**The data:**
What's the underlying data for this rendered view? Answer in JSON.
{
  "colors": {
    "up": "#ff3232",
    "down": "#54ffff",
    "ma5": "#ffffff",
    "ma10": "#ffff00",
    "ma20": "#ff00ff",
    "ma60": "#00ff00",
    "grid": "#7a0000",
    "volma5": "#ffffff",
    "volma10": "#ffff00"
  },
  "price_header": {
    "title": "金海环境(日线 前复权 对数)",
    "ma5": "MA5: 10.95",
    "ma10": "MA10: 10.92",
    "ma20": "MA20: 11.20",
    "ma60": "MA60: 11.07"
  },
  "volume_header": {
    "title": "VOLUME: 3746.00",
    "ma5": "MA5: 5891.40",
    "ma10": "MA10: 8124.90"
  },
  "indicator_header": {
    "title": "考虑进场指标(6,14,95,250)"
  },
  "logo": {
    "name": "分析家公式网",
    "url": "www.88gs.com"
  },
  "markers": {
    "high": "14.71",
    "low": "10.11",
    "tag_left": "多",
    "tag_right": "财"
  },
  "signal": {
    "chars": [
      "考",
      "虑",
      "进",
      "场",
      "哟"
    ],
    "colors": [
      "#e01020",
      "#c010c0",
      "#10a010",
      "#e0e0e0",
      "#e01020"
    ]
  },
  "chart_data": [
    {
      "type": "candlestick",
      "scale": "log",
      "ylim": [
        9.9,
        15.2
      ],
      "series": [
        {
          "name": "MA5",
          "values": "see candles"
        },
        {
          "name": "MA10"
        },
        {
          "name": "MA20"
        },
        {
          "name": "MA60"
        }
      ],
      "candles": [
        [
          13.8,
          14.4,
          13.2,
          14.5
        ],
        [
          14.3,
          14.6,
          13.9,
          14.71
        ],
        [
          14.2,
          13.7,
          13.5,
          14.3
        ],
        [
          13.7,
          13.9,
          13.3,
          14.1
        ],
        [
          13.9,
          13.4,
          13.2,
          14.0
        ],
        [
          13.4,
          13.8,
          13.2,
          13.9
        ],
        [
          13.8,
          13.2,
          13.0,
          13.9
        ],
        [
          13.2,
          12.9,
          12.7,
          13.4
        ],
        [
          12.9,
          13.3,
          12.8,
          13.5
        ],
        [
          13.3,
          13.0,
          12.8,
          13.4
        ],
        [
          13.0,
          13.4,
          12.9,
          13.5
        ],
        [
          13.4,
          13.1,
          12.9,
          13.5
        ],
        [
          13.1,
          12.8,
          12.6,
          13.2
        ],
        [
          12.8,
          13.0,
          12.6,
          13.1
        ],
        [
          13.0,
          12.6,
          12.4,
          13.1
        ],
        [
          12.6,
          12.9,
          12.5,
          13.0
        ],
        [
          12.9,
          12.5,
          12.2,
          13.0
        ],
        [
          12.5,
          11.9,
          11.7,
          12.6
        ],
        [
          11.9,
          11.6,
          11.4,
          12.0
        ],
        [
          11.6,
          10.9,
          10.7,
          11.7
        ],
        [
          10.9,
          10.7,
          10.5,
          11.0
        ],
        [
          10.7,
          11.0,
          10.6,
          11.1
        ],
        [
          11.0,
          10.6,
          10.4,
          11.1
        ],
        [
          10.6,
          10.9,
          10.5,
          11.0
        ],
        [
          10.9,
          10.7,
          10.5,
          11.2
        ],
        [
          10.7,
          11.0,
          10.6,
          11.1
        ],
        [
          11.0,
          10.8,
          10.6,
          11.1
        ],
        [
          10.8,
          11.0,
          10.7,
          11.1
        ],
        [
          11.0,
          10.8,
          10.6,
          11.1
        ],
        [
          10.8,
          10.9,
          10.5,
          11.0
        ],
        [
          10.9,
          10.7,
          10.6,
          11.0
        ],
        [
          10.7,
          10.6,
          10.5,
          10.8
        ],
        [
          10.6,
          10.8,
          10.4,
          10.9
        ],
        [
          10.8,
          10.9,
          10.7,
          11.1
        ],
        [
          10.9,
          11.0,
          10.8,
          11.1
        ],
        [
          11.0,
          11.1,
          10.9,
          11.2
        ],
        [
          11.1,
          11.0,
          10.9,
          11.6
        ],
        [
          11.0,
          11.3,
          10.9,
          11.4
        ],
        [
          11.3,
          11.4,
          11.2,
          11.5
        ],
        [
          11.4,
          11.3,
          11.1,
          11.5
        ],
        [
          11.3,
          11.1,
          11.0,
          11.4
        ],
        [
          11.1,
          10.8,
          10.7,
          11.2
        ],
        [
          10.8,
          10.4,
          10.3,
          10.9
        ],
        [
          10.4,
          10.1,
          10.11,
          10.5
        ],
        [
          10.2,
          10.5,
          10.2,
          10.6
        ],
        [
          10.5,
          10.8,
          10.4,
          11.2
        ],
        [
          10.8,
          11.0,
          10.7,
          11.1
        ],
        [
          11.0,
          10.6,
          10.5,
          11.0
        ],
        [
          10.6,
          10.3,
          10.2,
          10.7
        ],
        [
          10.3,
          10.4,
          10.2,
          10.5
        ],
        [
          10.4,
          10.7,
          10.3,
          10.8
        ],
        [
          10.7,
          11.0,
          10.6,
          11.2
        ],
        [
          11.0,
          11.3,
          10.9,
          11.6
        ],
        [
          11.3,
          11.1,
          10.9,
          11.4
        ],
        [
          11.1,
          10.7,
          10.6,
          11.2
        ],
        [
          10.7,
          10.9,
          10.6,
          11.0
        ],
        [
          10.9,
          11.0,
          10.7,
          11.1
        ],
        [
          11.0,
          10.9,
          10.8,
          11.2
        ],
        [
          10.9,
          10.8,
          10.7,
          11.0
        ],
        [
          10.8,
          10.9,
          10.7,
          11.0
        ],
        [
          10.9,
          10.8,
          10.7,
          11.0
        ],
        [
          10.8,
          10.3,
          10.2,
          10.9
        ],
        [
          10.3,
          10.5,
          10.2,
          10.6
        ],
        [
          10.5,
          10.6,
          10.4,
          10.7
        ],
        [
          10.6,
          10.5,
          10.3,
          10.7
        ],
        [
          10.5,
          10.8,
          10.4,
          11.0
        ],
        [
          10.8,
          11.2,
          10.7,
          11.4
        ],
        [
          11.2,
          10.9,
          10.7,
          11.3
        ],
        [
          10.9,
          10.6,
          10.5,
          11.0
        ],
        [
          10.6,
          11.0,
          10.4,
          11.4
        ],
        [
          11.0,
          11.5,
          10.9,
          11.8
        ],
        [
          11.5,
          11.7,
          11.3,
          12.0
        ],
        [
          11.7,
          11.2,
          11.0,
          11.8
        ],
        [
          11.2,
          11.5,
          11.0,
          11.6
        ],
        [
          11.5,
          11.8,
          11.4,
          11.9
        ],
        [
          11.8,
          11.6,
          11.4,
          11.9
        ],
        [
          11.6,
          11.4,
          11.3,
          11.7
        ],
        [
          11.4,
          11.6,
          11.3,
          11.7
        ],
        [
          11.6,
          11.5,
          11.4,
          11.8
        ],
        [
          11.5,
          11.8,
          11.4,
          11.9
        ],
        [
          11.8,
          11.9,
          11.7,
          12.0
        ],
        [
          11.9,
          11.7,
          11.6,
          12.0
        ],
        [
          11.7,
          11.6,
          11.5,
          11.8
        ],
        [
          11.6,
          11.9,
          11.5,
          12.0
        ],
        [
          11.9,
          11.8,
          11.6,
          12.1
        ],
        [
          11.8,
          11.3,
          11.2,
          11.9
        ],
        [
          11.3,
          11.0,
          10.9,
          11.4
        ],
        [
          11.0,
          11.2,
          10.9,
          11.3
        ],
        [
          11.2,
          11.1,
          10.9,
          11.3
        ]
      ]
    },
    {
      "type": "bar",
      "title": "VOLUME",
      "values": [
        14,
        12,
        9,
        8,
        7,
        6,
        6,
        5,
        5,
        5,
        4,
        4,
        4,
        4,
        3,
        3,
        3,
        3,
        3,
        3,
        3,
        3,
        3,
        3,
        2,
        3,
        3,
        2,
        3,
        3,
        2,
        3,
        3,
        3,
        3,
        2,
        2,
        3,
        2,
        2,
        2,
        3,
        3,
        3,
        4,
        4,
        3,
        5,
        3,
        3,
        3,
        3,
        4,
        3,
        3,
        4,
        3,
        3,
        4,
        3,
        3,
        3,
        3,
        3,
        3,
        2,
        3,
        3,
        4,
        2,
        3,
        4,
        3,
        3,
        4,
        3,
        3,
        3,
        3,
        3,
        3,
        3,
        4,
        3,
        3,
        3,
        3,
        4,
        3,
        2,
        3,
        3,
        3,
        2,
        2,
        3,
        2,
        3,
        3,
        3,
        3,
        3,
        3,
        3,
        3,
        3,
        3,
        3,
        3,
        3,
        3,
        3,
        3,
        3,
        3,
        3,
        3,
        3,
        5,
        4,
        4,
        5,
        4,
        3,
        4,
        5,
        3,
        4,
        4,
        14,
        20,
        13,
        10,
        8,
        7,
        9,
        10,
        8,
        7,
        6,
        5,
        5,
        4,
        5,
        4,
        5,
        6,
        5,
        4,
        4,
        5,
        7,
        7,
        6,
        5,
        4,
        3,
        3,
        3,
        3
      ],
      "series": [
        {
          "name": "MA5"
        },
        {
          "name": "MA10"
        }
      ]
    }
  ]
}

**What is required:** Scan the material and collect every line that contains "name".

**Response to this task:**
    "name": "分析家公式网",
          "name": "MA5",
          "name": "MA10"
          "name": "MA20"
          "name": "MA60"
          "name": "MA5"
          "name": "MA10"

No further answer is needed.